(Dataset records)
----

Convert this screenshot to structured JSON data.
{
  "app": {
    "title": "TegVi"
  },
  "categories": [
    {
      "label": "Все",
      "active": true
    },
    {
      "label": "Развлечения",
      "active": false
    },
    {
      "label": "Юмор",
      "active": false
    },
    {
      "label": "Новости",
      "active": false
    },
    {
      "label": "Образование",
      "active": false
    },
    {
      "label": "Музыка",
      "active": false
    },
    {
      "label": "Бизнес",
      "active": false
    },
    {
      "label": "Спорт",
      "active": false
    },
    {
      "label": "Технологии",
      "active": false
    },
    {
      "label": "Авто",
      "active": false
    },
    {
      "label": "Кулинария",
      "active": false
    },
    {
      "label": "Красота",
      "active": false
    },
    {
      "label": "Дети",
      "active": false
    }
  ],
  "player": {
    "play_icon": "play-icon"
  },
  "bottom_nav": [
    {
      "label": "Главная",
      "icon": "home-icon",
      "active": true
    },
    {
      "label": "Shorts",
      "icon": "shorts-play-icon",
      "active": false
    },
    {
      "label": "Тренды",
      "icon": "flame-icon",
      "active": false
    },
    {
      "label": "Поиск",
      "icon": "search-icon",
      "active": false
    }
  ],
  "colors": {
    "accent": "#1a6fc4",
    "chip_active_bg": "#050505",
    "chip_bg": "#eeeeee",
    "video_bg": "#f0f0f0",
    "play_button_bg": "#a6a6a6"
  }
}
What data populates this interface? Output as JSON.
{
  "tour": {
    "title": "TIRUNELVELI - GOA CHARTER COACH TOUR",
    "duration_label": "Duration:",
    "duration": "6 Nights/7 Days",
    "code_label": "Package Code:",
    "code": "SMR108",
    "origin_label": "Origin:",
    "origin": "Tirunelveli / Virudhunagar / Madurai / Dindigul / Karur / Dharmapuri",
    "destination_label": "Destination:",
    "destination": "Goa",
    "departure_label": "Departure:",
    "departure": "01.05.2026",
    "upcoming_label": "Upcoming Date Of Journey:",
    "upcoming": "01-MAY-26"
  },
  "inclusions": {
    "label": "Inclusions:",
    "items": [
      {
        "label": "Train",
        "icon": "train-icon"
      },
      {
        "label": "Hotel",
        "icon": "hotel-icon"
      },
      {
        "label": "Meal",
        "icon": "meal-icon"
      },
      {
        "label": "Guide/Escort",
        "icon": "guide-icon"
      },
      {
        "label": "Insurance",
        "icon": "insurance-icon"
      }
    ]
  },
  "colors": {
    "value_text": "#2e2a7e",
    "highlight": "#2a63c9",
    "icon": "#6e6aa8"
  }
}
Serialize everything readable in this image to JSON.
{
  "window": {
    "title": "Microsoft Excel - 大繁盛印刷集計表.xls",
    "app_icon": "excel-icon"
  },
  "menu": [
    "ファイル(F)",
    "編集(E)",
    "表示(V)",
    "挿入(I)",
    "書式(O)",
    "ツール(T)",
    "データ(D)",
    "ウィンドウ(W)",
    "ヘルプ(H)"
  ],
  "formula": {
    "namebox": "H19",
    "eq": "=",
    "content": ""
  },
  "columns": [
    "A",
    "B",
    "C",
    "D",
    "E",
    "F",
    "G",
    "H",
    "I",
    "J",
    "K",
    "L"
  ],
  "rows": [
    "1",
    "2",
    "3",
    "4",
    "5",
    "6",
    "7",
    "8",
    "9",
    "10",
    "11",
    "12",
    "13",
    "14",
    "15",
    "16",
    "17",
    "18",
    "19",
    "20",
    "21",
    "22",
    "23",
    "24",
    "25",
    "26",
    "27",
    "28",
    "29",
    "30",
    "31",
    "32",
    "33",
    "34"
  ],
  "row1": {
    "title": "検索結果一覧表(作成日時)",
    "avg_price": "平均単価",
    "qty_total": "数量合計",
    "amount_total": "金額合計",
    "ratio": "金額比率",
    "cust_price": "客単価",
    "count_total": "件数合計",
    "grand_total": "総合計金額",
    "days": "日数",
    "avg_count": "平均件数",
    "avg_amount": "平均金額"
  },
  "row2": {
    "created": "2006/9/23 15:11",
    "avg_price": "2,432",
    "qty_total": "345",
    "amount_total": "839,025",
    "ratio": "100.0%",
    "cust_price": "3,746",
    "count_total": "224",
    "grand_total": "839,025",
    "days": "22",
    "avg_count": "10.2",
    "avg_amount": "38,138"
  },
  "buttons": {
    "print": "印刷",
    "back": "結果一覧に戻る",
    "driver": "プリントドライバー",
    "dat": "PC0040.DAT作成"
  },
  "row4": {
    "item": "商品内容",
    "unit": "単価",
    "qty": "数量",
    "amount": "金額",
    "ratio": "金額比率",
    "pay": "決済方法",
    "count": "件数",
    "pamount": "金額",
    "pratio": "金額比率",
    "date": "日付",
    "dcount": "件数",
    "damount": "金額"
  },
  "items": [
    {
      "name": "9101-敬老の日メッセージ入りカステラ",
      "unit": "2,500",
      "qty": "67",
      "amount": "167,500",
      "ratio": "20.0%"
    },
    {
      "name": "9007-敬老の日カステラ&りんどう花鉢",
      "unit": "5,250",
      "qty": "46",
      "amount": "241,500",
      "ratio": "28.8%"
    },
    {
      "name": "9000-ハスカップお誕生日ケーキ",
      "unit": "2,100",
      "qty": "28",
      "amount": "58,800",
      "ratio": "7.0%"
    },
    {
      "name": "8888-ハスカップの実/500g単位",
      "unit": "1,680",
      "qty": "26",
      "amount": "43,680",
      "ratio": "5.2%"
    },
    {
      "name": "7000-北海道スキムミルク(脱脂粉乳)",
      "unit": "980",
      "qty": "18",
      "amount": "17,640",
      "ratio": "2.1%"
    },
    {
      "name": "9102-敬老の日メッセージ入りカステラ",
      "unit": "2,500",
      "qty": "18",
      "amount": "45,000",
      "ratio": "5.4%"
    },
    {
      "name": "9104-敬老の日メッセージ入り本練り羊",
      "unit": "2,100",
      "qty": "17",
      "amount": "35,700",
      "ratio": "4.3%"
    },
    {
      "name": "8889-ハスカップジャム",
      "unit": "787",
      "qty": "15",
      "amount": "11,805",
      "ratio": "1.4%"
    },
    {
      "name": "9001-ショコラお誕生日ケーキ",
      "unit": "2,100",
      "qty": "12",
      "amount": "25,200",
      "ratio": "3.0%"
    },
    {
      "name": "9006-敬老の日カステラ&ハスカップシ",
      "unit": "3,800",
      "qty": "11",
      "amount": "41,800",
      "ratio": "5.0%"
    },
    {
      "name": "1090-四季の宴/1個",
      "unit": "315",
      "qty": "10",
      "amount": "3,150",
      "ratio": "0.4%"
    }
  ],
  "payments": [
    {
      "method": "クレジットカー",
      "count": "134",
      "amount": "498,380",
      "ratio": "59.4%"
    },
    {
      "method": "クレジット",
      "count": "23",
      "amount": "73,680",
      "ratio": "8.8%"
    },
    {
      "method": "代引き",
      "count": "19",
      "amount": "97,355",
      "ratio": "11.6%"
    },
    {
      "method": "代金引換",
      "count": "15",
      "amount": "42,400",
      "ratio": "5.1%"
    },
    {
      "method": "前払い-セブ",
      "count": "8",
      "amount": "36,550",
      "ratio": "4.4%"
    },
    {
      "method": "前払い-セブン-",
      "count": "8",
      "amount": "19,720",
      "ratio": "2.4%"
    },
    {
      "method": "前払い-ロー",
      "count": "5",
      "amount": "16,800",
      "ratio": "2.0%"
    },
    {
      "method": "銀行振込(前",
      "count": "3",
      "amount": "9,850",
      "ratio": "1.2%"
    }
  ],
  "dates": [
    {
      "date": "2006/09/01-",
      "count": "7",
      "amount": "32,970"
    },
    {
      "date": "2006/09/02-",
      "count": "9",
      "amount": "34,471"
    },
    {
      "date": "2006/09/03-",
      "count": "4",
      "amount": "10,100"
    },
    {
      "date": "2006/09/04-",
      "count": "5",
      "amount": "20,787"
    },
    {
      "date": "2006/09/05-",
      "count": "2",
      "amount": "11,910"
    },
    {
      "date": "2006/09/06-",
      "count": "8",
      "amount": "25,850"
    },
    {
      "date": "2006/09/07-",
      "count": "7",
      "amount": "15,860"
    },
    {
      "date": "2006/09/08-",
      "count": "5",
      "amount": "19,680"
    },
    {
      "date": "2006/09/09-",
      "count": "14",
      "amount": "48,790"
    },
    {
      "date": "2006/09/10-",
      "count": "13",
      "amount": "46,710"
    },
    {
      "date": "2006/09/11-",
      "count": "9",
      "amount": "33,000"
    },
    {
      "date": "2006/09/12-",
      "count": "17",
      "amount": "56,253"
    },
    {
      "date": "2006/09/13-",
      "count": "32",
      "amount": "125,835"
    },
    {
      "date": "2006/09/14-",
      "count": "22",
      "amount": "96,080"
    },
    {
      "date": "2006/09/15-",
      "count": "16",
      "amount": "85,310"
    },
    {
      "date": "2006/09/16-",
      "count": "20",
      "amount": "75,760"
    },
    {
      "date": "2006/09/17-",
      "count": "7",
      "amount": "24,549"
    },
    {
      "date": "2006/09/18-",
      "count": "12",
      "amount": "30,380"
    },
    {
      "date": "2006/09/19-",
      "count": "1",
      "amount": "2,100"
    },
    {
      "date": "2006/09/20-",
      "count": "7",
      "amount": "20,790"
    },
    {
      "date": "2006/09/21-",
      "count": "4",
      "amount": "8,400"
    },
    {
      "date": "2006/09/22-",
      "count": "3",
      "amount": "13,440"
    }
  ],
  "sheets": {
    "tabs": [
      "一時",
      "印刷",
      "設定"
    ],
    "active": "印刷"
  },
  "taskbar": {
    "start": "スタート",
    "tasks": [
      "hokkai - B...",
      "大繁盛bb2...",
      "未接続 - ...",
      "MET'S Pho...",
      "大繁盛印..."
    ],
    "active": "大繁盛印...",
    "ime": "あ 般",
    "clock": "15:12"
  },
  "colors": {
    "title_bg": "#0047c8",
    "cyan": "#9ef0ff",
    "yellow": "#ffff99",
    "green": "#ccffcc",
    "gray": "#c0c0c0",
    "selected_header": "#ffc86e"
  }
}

----

### WORK INSTRUCTIONS
Look through the entries above. Extract each line with the word "this".

### OUTPUT OF THE TASK
Convert this screenshot to structured JSON data.
What data populates this interface? Output as JSON.
Serialize everything readable in this image to JSON.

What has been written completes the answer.